#### What is required
Identify each line in the records below that contains the word "Estimate", and copy it.
● ● ● ● ● ● ●
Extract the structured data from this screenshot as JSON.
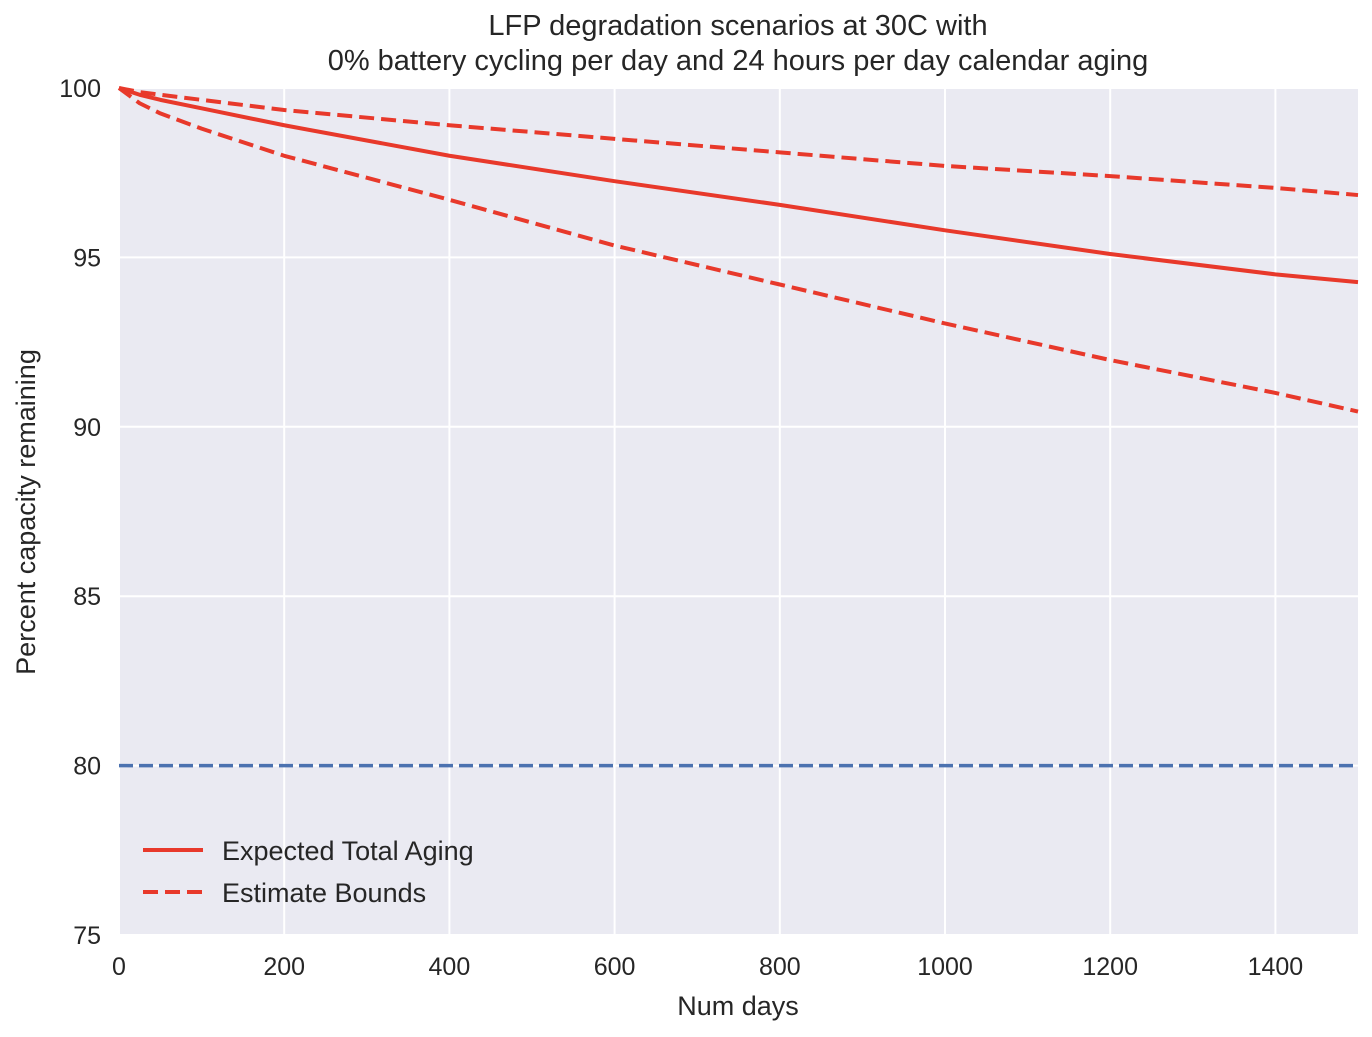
{
  "chart_data": {
    "type": "line",
    "title": [
      "LFP degradation scenarios at 30C with",
      "0% battery cycling per day and 24 hours per day calendar aging"
    ],
    "xlabel": "Num days",
    "ylabel": "Percent capacity remaining",
    "xlim": [
      0,
      1500
    ],
    "ylim": [
      75,
      100
    ],
    "xticks": [
      0,
      200,
      400,
      600,
      800,
      1000,
      1200,
      1400
    ],
    "yticks": [
      75,
      80,
      85,
      90,
      95,
      100
    ],
    "grid": true,
    "legend_position": "lower-left",
    "x": [
      0,
      25,
      50,
      100,
      200,
      400,
      600,
      800,
      1000,
      1200,
      1400,
      1500
    ],
    "series": [
      {
        "name": "Expected Total Aging",
        "style": "solid",
        "color": "#e8392b",
        "in_legend": true,
        "values": [
          100,
          99.8,
          99.65,
          99.4,
          98.9,
          98.0,
          97.25,
          96.55,
          95.8,
          95.1,
          94.5,
          94.27
        ]
      },
      {
        "name": "Estimate Bounds",
        "style": "dashed",
        "color": "#e8392b",
        "in_legend": true,
        "values": [
          100,
          99.88,
          99.8,
          99.65,
          99.35,
          98.9,
          98.5,
          98.1,
          97.7,
          97.4,
          97.05,
          96.84
        ]
      },
      {
        "name": "Estimate Bounds (lower)",
        "style": "dashed",
        "color": "#e8392b",
        "in_legend": false,
        "values": [
          100,
          99.55,
          99.25,
          98.8,
          98.0,
          96.7,
          95.35,
          94.2,
          93.05,
          91.97,
          91.0,
          90.45
        ]
      }
    ],
    "hlines": [
      {
        "y": 80,
        "style": "dashed",
        "color": "#4c72b0"
      }
    ]
  }
}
● ● ● ● ● ● ●
#### Reply
        "name": "Estimate Bounds",
        "name": "Estimate Bounds (lower)",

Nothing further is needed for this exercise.